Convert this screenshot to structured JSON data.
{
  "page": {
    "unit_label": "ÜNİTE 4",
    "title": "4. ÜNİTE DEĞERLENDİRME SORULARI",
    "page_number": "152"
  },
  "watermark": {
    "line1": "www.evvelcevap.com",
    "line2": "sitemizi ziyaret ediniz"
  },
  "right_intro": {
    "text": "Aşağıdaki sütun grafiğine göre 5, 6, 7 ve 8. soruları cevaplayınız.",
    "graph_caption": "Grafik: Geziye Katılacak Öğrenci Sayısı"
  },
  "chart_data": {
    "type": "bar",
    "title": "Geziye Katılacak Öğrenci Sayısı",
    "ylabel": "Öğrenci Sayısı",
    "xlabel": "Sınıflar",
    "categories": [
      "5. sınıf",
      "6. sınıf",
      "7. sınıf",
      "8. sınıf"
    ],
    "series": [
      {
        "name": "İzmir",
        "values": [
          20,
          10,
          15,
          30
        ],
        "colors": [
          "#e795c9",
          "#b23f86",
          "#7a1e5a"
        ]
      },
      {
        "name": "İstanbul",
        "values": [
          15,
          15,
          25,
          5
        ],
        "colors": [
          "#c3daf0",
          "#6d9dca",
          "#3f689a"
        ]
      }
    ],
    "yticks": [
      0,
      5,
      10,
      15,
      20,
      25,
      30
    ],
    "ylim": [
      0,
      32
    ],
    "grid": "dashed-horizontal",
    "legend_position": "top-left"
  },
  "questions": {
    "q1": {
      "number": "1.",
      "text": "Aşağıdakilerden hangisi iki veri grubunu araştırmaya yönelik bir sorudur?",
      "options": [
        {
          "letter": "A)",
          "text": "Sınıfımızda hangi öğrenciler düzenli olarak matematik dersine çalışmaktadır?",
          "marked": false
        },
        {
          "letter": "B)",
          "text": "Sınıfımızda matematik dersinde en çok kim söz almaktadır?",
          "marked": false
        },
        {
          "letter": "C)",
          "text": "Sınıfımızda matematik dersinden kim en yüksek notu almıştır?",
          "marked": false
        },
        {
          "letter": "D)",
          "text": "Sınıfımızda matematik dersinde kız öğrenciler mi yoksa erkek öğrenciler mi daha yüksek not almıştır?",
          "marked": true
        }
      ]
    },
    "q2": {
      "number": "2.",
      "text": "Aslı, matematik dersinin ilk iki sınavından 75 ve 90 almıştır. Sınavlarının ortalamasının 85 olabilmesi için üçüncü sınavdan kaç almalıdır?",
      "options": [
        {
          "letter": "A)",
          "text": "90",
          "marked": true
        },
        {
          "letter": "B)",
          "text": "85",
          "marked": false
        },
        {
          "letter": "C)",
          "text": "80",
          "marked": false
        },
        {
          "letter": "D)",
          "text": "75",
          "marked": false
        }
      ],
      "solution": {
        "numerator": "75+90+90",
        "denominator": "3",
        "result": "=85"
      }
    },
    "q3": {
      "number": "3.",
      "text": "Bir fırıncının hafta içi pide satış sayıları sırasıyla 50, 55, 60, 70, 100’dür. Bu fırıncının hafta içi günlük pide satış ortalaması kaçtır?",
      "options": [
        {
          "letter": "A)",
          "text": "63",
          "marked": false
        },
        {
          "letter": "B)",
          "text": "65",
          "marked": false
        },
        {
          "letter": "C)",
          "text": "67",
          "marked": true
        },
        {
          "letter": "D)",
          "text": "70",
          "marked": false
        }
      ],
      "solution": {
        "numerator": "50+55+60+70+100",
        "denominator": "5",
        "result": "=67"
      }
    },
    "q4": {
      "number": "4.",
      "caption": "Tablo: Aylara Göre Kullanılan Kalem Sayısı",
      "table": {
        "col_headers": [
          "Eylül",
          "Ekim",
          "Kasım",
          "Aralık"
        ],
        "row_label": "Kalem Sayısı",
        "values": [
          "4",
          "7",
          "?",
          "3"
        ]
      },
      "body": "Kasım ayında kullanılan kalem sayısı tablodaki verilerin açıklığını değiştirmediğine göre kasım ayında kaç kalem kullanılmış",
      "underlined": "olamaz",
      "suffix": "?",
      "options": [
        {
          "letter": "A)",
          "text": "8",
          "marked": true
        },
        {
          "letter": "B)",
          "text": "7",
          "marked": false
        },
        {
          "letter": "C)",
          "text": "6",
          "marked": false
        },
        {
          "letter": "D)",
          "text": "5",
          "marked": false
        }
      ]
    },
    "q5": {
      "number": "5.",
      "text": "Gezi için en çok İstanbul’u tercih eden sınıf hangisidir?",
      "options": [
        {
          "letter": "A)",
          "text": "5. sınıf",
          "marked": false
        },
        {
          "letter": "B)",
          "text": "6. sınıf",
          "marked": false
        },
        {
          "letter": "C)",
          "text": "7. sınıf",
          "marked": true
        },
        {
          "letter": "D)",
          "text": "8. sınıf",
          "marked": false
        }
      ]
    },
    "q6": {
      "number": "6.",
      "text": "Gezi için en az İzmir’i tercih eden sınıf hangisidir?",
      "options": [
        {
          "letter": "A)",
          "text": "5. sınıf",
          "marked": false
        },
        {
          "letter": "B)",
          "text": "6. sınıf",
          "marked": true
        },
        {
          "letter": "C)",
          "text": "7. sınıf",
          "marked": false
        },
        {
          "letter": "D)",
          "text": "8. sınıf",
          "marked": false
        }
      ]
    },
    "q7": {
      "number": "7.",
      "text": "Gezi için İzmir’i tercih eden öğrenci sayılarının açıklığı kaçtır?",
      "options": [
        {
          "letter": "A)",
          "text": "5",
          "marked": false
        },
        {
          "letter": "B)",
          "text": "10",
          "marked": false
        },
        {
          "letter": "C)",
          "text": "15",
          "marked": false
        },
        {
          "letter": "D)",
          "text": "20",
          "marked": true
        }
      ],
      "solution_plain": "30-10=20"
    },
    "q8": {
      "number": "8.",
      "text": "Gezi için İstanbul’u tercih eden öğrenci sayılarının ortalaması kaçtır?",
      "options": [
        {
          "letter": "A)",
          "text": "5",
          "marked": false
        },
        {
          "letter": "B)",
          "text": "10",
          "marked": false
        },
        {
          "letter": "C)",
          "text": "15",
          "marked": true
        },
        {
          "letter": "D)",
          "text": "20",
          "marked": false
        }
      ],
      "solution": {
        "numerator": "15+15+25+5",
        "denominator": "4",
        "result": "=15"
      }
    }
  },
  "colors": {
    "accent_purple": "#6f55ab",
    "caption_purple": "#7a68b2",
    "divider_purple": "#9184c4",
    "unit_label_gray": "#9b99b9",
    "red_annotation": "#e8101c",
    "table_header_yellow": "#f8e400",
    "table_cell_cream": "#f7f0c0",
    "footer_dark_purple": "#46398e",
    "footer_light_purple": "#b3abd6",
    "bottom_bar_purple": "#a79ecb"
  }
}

*-*-*

Write out every entry above, word for word.

Output of the task:
Convert this screenshot to structured JSON data.
{
  "page": {
    "unit_label": "ÜNİTE 4",
    "title": "4. ÜNİTE DEĞERLENDİRME SORULARI",
    "page_number": "152"
  },
  "watermark": {
    "line1": "www.evvelcevap.com",
    "line2": "sitemizi ziyaret ediniz"
  },
  "right_intro": {
    "text": "Aşağıdaki sütun grafiğine göre 5, 6, 7 ve 8. soruları cevaplayınız.",
    "graph_caption": "Grafik: Geziye Katılacak Öğrenci Sayısı"
  },
  "chart_data": {
    "type": "bar",
    "title": "Geziye Katılacak Öğrenci Sayısı",
    "ylabel": "Öğrenci Sayısı",
    "xlabel": "Sınıflar",
    "categories": [
      "5. sınıf",
      "6. sınıf",
      "7. sınıf",
      "8. sınıf"
    ],
    "series": [
      {
        "name": "İzmir",
        "values": [
          20,
          10,
          15,
          30
        ],
        "colors": [
          "#e795c9",
          "#b23f86",
          "#7a1e5a"
        ]
      },
      {
        "name": "İstanbul",
        "values": [
          15,
          15,
          25,
          5
        ],
        "colors": [
          "#c3daf0",
          "#6d9dca",
          "#3f689a"
        ]
      }
    ],
    "yticks": [
      0,
      5,
      10,
      15,
      20,
      25,
      30
    ],
    "ylim": [
      0,
      32
    ],
    "grid": "dashed-horizontal",
    "legend_position": "top-left"
  },
  "questions": {
    "q1": {
      "number": "1.",
      "text": "Aşağıdakilerden hangisi iki veri grubunu araştırmaya yönelik bir sorudur?",
      "options": [
        {
          "letter": "A)",
          "text": "Sınıfımızda hangi öğrenciler düzenli olarak matematik dersine çalışmaktadır?",
          "marked": false
        },
        {
          "letter": "B)",
          "text": "Sınıfımızda matematik dersinde en çok kim söz almaktadır?",
          "marked": false
        },
        {
          "letter": "C)",
          "text": "Sınıfımızda matematik dersinden kim en yüksek notu almıştır?",
          "marked": false
        },
        {
          "letter": "D)",
          "text": "Sınıfımızda matematik dersinde kız öğrenciler mi yoksa erkek öğrenciler mi daha yüksek not almıştır?",
          "marked": true
        }
      ]
    },
    "q2": {
      "number": "2.",
      "text": "Aslı, matematik dersinin ilk iki sınavından 75 ve 90 almıştır. Sınavlarının ortalamasının 85 olabilmesi için üçüncü sınavdan kaç almalıdır?",
      "options": [
        {
          "letter": "A)",
          "text": "90",
          "marked": true
        },
        {
          "letter": "B)",
          "text": "85",
          "marked": false
        },
        {
          "letter": "C)",
          "text": "80",
          "marked": false
        },
        {
          "letter": "D)",
          "text": "75",
          "marked": false
        }
      ],
      "solution": {
        "numerator": "75+90+90",
        "denominator": "3",
        "result": "=85"
      }
    },
    "q3": {
      "number": "3.",
      "text": "Bir fırıncının hafta içi pide satış sayıları sırasıyla 50, 55, 60, 70, 100’dür. Bu fırıncının hafta içi günlük pide satış ortalaması kaçtır?",
      "options": [
        {
          "letter": "A)",
          "text": "63",
          "marked": false
        },
        {
          "letter": "B)",
          "text": "65",
          "marked": false
        },
        {
          "letter": "C)",
          "text": "67",
          "marked": true
        },
        {
          "letter": "D)",
          "text": "70",
          "marked": false
        }
      ],
      "solution": {
        "numerator": "50+55+60+70+100",
        "denominator": "5",
        "result": "=67"
      }
    },
    "q4": {
      "number": "4.",
      "caption": "Tablo: Aylara Göre Kullanılan Kalem Sayısı",
      "table": {
        "col_headers": [
          "Eylül",
          "Ekim",
          "Kasım",
          "Aralık"
        ],
        "row_label": "Kalem Sayısı",
        "values": [
          "4",
          "7",
          "?",
          "3"
        ]
      },
      "body": "Kasım ayında kullanılan kalem sayısı tablodaki verilerin açıklığını değiştirmediğine göre kasım ayında kaç kalem kullanılmış",
      "underlined": "olamaz",
      "suffix": "?",
      "options": [
        {
          "letter": "A)",
          "text": "8",
          "marked": true
        },
        {
          "letter": "B)",
          "text": "7",
          "marked": false
        },
        {
          "letter": "C)",
          "text": "6",
          "marked": false
        },
        {
          "letter": "D)",
          "text": "5",
          "marked": false
        }
      ]
    },
    "q5": {
      "number": "5.",
      "text": "Gezi için en çok İstanbul’u tercih eden sınıf hangisidir?",
      "options": [
        {
          "letter": "A)",
          "text": "5. sınıf",
          "marked": false
        },
        {
          "letter": "B)",
          "text": "6. sınıf",
          "marked": false
        },
        {
          "letter": "C)",
          "text": "7. sınıf",
          "marked": true
        },
        {
          "letter": "D)",
          "text": "8. sınıf",
          "marked": false
        }
      ]
    },
    "q6": {
      "number": "6.",
      "text": "Gezi için en az İzmir’i tercih eden sınıf hangisidir?",
      "options": [
        {
          "letter": "A)",
          "text": "5. sınıf",
          "marked": false
        },
        {
          "letter": "B)",
          "text": "6. sınıf",
          "marked": true
        },
        {
          "letter": "C)",
          "text": "7. sınıf",
          "marked": false
        },
        {
          "letter": "D)",
          "text": "8. sınıf",
          "marked": false
        }
      ]
    },
    "q7": {
      "number": "7.",
      "text": "Gezi için İzmir’i tercih eden öğrenci sayılarının açıklığı kaçtır?",
      "options": [
        {
          "letter": "A)",
          "text": "5",
          "marked": false
        },
        {
          "letter": "B)",
          "text": "10",
          "marked": false
        },
        {
          "letter": "C)",
          "text": "15",
          "marked": false
        },
        {
          "letter": "D)",
          "text": "20",
          "marked": true
        }
      ],
      "solution_plain": "30-10=20"
    },
    "q8": {
      "number": "8.",
      "text": "Gezi için İstanbul’u tercih eden öğrenci sayılarının ortalaması kaçtır?",
      "options": [
        {
          "letter": "A)",
          "text": "5",
          "marked": false
        },
        {
          "letter": "B)",
          "text": "10",
          "marked": false
        },
        {
          "letter": "C)",
          "text": "15",
          "marked": true
        },
        {
          "letter": "D)",
          "text": "20",
          "marked": false
        }
      ],
      "solution": {
        "numerator": "15+15+25+5",
        "denominator": "4",
        "result": "=15"
      }
    }
  },
  "colors": {
    "accent_purple": "#6f55ab",
    "caption_purple": "#7a68b2",
    "divider_purple": "#9184c4",
    "unit_label_gray": "#9b99b9",
    "red_annotation": "#e8101c",
    "table_header_yellow": "#f8e400",
    "table_cell_cream": "#f7f0c0",
    "footer_dark_purple": "#46398e",
    "footer_light_purple": "#b3abd6",
    "bottom_bar_purple": "#a79ecb"
  }
}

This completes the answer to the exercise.